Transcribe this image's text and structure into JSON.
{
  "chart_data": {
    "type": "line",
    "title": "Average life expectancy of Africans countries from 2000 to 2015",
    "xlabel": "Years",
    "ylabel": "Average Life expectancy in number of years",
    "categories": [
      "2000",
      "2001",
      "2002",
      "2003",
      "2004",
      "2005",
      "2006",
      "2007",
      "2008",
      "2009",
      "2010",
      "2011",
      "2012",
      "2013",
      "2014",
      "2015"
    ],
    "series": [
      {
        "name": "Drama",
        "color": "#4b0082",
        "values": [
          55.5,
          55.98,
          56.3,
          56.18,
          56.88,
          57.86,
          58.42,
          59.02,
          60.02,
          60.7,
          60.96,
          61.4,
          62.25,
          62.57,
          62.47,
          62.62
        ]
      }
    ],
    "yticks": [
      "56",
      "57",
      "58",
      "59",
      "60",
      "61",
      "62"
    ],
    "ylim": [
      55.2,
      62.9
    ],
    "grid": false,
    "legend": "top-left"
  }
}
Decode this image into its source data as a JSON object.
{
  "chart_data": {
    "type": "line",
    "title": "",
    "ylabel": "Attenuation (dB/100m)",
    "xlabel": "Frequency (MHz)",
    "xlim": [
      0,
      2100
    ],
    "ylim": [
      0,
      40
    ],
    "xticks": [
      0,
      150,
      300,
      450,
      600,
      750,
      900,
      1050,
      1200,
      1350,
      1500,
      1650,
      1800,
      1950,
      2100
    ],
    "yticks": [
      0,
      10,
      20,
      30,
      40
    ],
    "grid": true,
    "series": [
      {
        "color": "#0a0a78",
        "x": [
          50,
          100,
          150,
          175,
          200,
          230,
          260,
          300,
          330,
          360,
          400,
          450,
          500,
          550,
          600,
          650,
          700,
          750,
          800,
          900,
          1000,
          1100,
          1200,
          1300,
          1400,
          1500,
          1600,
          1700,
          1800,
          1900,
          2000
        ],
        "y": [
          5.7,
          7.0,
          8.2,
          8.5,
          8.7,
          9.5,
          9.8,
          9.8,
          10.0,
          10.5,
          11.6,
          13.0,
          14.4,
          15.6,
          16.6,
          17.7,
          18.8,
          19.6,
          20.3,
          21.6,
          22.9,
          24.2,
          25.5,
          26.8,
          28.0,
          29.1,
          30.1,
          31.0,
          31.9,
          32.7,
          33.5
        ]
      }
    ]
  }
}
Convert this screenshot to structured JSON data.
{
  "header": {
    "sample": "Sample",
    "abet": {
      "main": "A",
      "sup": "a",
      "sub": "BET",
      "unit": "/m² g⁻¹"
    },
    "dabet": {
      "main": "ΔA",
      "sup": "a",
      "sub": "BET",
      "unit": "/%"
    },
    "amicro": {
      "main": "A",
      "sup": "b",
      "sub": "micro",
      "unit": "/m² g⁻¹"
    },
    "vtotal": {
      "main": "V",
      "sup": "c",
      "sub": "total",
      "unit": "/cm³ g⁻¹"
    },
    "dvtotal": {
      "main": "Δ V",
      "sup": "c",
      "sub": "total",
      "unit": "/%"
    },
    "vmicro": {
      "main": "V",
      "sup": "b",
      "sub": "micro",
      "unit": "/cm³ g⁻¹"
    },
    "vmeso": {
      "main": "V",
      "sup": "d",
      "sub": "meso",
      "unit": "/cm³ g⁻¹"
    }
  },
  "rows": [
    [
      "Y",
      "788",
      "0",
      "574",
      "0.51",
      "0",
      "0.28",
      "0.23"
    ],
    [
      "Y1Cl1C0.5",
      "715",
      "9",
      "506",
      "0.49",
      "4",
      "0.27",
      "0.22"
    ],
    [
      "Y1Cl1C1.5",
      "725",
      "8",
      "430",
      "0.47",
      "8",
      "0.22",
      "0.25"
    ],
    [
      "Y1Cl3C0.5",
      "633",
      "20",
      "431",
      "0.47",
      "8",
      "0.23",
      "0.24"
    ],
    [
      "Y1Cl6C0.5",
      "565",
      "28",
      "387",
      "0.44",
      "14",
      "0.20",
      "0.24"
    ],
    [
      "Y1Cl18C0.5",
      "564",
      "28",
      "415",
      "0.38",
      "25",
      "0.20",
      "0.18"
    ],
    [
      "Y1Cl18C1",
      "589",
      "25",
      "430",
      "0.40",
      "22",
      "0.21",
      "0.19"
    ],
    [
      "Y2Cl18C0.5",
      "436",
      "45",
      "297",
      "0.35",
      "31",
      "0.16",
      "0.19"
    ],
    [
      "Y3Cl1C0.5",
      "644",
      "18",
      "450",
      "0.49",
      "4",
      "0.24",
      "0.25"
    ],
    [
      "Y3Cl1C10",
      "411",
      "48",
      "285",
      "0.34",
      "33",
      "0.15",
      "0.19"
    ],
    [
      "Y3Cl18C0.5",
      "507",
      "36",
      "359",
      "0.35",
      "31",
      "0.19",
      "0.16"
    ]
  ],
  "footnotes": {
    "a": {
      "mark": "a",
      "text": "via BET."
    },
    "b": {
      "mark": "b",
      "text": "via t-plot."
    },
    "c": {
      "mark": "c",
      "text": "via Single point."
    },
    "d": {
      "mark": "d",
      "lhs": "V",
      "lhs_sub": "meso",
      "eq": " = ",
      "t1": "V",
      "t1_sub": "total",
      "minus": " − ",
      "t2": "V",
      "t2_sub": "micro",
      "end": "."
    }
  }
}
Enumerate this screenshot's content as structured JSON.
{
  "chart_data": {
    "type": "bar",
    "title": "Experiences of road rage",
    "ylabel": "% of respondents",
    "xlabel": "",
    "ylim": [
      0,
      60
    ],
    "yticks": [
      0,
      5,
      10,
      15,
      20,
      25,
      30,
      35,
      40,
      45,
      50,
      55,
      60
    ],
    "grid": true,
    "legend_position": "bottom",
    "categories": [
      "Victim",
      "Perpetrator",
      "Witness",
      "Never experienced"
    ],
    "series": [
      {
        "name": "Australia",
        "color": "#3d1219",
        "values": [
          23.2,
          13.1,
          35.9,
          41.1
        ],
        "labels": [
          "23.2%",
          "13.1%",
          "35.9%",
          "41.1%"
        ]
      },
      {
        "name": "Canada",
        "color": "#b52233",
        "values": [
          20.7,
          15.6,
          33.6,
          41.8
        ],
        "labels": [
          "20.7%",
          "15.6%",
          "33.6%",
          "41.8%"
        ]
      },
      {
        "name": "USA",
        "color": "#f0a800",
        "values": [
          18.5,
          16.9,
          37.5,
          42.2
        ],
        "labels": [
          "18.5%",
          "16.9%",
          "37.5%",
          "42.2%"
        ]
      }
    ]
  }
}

━━━━━━━━━━━━━━━━━━━━━━━━━━━━━━

What to work on: Copy out the lines that hold "Average".

Finished exercise:
    "title": "Average life expectancy of Africans countries from 2000 to 2015",
    "ylabel": "Average Life expectancy in number of years",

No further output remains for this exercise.